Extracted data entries
** begin **

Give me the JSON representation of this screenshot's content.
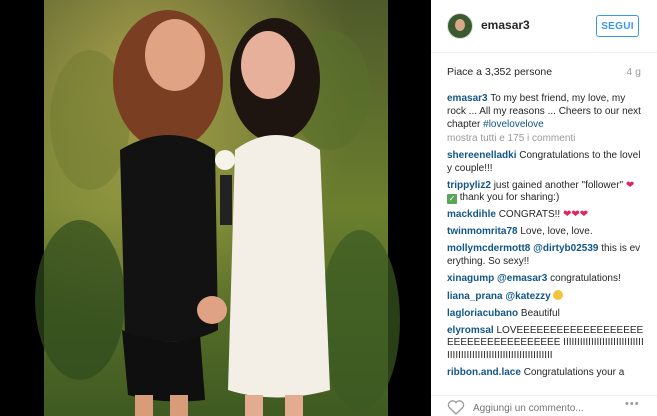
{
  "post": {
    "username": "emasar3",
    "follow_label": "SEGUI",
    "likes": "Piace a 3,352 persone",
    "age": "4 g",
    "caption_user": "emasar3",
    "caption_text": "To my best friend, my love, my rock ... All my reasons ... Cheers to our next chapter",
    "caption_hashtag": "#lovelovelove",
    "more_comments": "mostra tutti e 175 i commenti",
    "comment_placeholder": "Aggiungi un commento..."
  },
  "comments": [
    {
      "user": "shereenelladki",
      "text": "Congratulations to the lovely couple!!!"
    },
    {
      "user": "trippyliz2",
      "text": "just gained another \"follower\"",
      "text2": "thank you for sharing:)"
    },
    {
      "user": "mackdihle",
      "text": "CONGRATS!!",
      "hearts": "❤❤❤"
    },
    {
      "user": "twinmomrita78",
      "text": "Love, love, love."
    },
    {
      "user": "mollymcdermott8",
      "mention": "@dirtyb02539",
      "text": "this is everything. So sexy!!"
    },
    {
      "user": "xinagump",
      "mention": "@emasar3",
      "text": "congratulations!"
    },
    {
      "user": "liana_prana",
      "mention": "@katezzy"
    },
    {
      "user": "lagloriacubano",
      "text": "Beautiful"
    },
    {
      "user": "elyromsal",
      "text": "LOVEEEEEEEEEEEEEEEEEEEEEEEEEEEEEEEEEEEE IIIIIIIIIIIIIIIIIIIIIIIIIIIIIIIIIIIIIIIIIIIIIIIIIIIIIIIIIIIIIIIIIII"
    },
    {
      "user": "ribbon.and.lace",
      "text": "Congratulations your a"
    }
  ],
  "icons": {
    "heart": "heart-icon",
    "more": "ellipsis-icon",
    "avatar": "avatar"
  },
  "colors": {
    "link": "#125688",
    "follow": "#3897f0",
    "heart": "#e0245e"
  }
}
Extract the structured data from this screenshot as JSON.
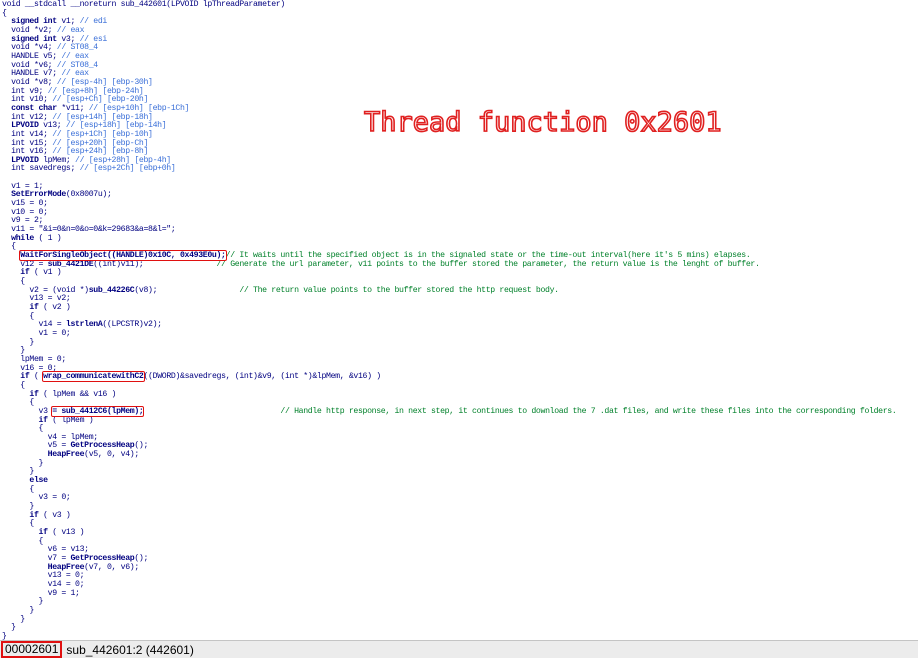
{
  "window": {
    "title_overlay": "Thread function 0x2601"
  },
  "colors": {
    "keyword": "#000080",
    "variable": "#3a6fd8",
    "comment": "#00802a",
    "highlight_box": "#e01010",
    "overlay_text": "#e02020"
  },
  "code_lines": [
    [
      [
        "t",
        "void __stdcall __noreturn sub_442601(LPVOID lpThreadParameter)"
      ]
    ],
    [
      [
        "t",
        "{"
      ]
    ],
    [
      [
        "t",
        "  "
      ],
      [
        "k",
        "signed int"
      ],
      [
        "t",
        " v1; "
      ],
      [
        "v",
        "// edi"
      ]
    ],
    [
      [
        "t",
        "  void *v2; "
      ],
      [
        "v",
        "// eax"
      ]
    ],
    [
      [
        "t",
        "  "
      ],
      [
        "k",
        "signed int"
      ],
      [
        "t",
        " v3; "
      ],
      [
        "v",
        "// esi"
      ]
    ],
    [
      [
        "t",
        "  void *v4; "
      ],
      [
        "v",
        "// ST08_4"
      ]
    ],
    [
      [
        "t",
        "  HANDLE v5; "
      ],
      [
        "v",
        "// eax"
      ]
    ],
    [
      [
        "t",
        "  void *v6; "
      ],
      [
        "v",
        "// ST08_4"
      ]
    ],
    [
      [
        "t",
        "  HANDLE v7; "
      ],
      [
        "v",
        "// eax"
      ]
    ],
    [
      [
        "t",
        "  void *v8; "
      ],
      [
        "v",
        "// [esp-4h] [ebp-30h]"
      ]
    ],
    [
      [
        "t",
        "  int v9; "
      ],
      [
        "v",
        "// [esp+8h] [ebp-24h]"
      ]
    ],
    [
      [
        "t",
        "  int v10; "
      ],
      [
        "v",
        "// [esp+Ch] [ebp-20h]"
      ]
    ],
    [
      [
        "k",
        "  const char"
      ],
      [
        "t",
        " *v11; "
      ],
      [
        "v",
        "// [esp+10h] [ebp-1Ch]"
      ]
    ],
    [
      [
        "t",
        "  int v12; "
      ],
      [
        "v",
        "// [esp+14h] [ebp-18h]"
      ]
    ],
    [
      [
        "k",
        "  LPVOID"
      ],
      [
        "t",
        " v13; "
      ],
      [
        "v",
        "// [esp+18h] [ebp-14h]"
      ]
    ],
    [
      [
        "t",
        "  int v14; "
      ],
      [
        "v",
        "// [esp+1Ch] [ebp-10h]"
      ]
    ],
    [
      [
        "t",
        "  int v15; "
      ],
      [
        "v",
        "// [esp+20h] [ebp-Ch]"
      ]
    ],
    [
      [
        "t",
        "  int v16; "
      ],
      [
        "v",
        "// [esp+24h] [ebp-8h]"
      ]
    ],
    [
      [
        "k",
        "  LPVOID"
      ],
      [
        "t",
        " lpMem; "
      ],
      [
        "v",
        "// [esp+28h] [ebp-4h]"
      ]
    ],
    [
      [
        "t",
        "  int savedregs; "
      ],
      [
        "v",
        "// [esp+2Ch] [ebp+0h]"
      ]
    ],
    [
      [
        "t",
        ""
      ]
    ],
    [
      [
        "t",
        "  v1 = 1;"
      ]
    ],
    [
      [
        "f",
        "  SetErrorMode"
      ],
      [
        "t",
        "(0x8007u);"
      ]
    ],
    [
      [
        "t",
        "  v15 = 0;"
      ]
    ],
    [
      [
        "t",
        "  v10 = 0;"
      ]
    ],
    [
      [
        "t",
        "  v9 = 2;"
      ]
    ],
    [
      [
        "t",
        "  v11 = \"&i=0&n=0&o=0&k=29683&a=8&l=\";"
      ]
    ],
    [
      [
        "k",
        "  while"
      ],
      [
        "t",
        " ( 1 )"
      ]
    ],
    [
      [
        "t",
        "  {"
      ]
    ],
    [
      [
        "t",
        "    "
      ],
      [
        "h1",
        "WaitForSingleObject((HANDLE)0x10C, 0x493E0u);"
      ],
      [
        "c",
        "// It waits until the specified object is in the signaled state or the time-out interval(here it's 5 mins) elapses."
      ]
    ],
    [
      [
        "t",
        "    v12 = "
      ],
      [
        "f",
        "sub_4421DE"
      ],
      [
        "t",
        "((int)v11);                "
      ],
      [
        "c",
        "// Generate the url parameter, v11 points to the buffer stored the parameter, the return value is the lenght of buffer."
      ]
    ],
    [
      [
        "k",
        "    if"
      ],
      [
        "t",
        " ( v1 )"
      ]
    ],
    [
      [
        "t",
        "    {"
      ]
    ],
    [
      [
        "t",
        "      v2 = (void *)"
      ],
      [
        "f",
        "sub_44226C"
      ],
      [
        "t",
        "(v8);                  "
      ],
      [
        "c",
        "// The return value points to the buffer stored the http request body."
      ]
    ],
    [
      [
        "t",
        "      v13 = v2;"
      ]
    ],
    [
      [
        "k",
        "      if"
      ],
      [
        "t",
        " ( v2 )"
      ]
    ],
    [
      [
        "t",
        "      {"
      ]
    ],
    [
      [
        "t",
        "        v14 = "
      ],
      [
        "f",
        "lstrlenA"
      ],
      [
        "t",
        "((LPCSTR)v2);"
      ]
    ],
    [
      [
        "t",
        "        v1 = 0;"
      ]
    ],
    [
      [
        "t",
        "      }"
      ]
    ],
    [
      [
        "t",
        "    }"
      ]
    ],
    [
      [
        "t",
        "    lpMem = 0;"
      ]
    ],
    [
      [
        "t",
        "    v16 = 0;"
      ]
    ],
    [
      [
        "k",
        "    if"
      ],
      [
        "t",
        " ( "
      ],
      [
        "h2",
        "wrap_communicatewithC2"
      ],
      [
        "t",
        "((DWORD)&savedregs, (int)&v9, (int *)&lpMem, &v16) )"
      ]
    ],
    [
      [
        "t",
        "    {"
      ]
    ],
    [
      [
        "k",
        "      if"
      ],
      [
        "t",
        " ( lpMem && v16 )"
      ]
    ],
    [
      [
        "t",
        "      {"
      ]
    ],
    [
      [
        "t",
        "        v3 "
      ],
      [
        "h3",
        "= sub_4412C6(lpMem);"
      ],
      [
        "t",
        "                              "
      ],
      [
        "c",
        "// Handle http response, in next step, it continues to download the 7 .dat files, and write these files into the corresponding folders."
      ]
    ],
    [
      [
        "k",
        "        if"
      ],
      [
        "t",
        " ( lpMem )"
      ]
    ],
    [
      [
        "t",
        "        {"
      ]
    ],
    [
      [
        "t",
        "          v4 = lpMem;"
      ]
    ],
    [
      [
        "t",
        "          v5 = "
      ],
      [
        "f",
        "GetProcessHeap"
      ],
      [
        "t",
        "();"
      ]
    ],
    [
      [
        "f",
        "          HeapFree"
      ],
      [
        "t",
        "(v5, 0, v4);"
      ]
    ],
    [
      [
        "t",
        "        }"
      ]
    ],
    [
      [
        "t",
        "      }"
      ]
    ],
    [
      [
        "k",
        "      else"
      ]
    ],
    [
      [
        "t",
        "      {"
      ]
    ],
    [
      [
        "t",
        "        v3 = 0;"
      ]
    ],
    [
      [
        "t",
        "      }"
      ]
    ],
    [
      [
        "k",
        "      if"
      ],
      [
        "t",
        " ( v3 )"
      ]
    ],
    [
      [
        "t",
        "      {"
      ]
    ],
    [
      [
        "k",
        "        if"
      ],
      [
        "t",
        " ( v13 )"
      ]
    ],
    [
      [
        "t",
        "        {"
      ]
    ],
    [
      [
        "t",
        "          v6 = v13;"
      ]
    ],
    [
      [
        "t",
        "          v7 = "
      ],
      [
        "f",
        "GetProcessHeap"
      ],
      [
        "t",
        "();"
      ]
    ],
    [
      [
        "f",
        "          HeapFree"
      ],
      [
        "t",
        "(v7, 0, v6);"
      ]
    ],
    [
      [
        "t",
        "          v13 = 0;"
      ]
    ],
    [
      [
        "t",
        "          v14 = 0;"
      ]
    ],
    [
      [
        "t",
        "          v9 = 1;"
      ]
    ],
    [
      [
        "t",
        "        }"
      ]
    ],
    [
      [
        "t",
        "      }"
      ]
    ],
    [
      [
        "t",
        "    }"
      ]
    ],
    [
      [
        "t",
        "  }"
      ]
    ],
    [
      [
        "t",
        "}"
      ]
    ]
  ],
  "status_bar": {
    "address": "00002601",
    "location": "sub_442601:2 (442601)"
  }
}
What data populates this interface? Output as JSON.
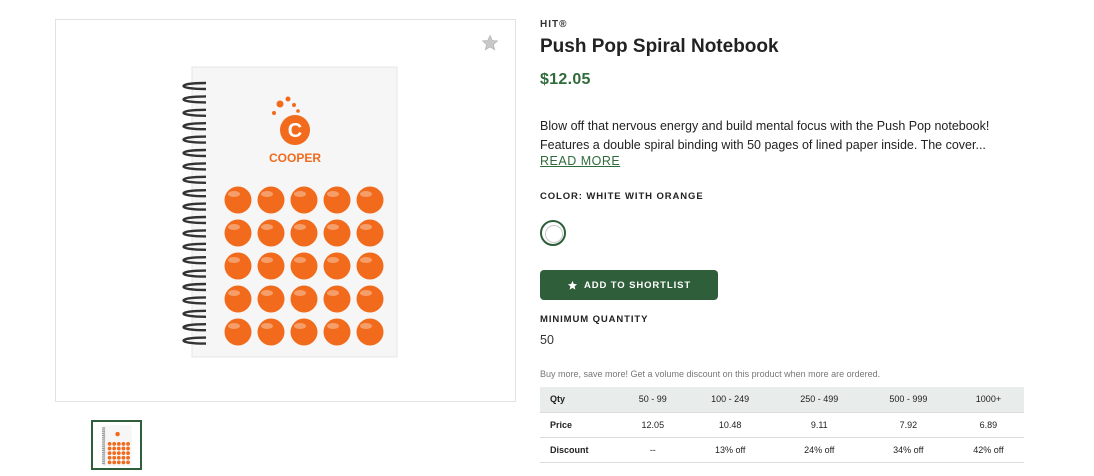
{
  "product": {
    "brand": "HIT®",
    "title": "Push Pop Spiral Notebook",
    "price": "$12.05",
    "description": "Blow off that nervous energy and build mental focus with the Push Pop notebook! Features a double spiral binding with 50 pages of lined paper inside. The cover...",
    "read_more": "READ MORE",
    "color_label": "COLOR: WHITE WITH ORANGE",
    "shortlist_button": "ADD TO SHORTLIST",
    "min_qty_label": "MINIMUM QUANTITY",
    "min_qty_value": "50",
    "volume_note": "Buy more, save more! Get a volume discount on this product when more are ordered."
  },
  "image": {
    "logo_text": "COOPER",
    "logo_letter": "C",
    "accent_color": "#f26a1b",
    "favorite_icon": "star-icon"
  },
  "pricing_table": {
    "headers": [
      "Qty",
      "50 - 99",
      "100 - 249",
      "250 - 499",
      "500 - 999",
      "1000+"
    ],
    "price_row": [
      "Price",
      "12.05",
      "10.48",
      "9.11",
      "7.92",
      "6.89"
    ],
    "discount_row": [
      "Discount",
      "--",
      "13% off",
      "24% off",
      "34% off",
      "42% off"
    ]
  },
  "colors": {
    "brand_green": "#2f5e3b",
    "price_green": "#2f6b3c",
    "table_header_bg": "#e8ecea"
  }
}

** end **

→ PROBLEM DETAILS: Search the listing for the word "stored" and return each line that holds it.

→ WRITTEN RESPONSE:
        "// Generate the url parameter, v11 points to the buffer stored the parameter, the return value is the lenght of buffer."
        "// The return value points to the buffer stored the http request body."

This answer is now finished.